== OBJECTIVE ==
Every line of the material is to be quoted verbatim, minus the pictures.

== TASK INPUTS ==
┏━━

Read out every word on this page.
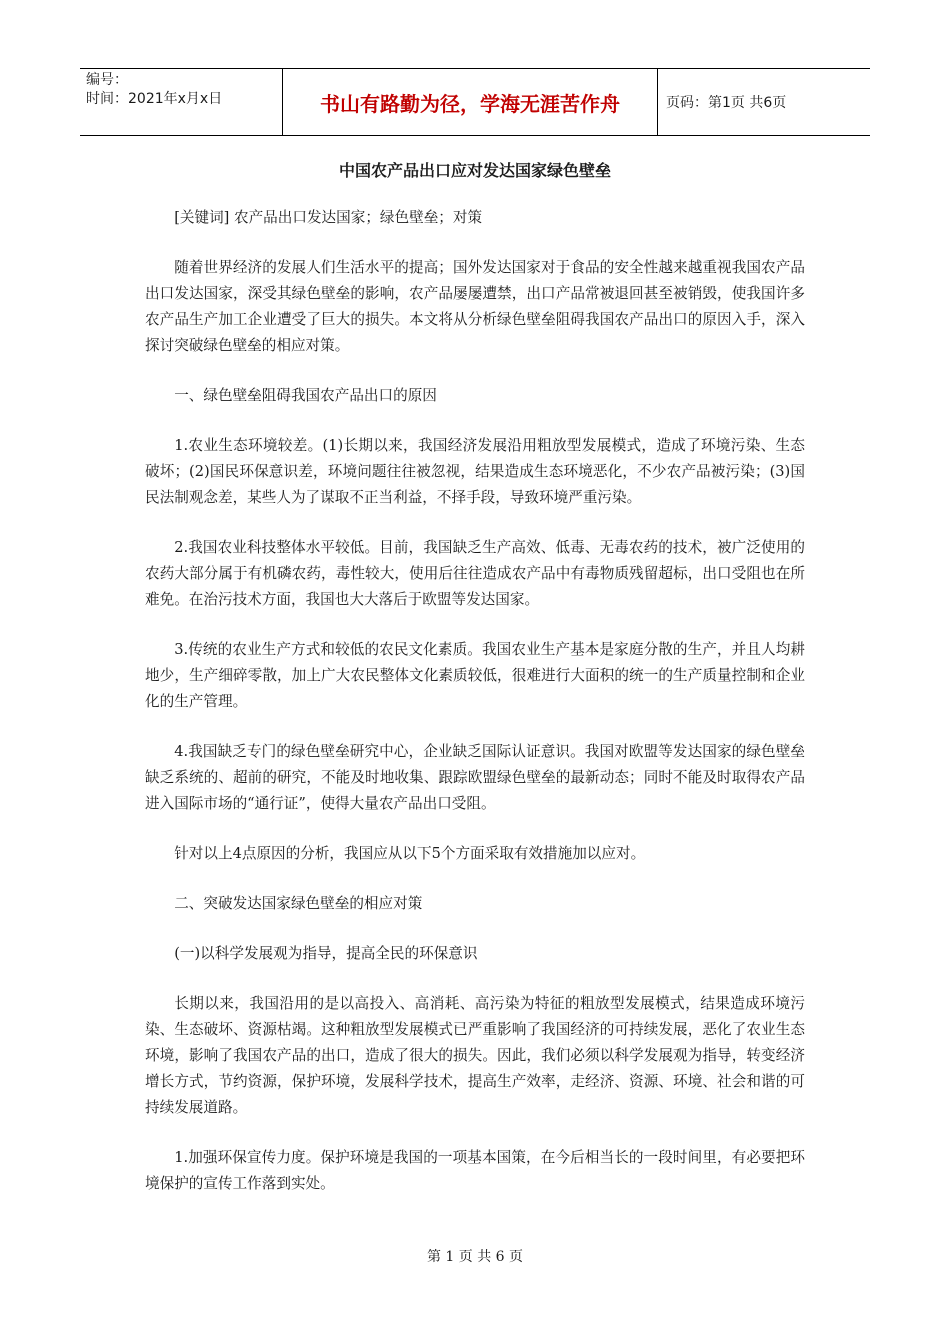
编号：
时间：2021年x月x日	书山有路勤为径，学海无涯苦作舟	页码：第1页 共6页
中国农产品出口应对发达国家绿色壁垒

[关键词] 农产品出口发达国家；绿色壁垒；对策

随着世界经济的发展人们生活水平的提高；国外发达国家对于食品的安全性越来越重视我国农产品出口发达国家，深受其绿色壁垒的影响，农产品屡屡遭禁，出口产品常被退回甚至被销毁，使我国许多农产品生产加工企业遭受了巨大的损失。本文将从分析绿色壁垒阻碍我国农产品出口的原因入手，深入探讨突破绿色壁垒的相应对策。

一、绿色壁垒阻碍我国农产品出口的原因

1.农业生态环境较差。(1)长期以来，我国经济发展沿用粗放型发展模式，造成了环境污染、生态破坏；(2)国民环保意识差，环境问题往往被忽视，结果造成生态环境恶化，不少农产品被污染；(3)国民法制观念差，某些人为了谋取不正当利益，不择手段，导致环境严重污染。

2.我国农业科技整体水平较低。目前，我国缺乏生产高效、低毒、无毒农药的技术，被广泛使用的农药大部分属于有机磷农药，毒性较大，使用后往往造成农产品中有毒物质残留超标，出口受阻也在所难免。在治污技术方面，我国也大大落后于欧盟等发达国家。

3.传统的农业生产方式和较低的农民文化素质。我国农业生产基本是家庭分散的生产，并且人均耕地少，生产细碎零散，加上广大农民整体文化素质较低，很难进行大面积的统一的生产质量控制和企业化的生产管理。

4.我国缺乏专门的绿色壁垒研究中心，企业缺乏国际认证意识。我国对欧盟等发达国家的绿色壁垒缺乏系统的、超前的研究，不能及时地收集、跟踪欧盟绿色壁垒的最新动态；同时不能及时取得农产品进入国际市场的“通行证”，使得大量农产品出口受阻。

针对以上4点原因的分析，我国应从以下5个方面采取有效措施加以应对。

二、突破发达国家绿色壁垒的相应对策

(一)以科学发展观为指导，提高全民的环保意识

长期以来，我国沿用的是以高投入、高消耗、高污染为特征的粗放型发展模式，结果造成环境污染、生态破坏、资源枯竭。这种粗放型发展模式已严重影响了我国经济的可持续发展，恶化了农业生态环境，影响了我国农产品的出口，造成了很大的损失。因此，我们必须以科学发展观为指导，转变经济增长方式，节约资源，保护环境，发展科学技术，提高生产效率，走经济、资源、环境、社会和谐的可持续发展道路。

1.加强环保宣传力度。保护环境是我国的一项基本国策，在今后相当长的一段时间里，有必要把环境保护的宣传工作落到实处。

第 1 页 共 6 页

┗━━

== WRITTEN SOLUTION ==
Read out every word on this page.
编号：
时间：2021年x月x日	书山有路勤为径，学海无涯苦作舟	页码：第1页 共6页
中国农产品出口应对发达国家绿色壁垒

[关键词] 农产品出口发达国家；绿色壁垒；对策

随着世界经济的发展人们生活水平的提高；国外发达国家对于食品的安全性越来越重视我国农产品出口发达国家，深受其绿色壁垒的影响，农产品屡屡遭禁，出口产品常被退回甚至被销毁，使我国许多农产品生产加工企业遭受了巨大的损失。本文将从分析绿色壁垒阻碍我国农产品出口的原因入手，深入探讨突破绿色壁垒的相应对策。

一、绿色壁垒阻碍我国农产品出口的原因

1.农业生态环境较差。(1)长期以来，我国经济发展沿用粗放型发展模式，造成了环境污染、生态破坏；(2)国民环保意识差，环境问题往往被忽视，结果造成生态环境恶化，不少农产品被污染；(3)国民法制观念差，某些人为了谋取不正当利益，不择手段，导致环境严重污染。

2.我国农业科技整体水平较低。目前，我国缺乏生产高效、低毒、无毒农药的技术，被广泛使用的农药大部分属于有机磷农药，毒性较大，使用后往往造成农产品中有毒物质残留超标，出口受阻也在所难免。在治污技术方面，我国也大大落后于欧盟等发达国家。

3.传统的农业生产方式和较低的农民文化素质。我国农业生产基本是家庭分散的生产，并且人均耕地少，生产细碎零散，加上广大农民整体文化素质较低，很难进行大面积的统一的生产质量控制和企业化的生产管理。

4.我国缺乏专门的绿色壁垒研究中心，企业缺乏国际认证意识。我国对欧盟等发达国家的绿色壁垒缺乏系统的、超前的研究，不能及时地收集、跟踪欧盟绿色壁垒的最新动态；同时不能及时取得农产品进入国际市场的“通行证”，使得大量农产品出口受阻。

针对以上4点原因的分析，我国应从以下5个方面采取有效措施加以应对。

二、突破发达国家绿色壁垒的相应对策

(一)以科学发展观为指导，提高全民的环保意识

长期以来，我国沿用的是以高投入、高消耗、高污染为特征的粗放型发展模式，结果造成环境污染、生态破坏、资源枯竭。这种粗放型发展模式已严重影响了我国经济的可持续发展，恶化了农业生态环境，影响了我国农产品的出口，造成了很大的损失。因此，我们必须以科学发展观为指导，转变经济增长方式，节约资源，保护环境，发展科学技术，提高生产效率，走经济、资源、环境、社会和谐的可持续发展道路。

1.加强环保宣传力度。保护环境是我国的一项基本国策，在今后相当长的一段时间里，有必要把环境保护的宣传工作落到实处。

第 1 页 共 6 页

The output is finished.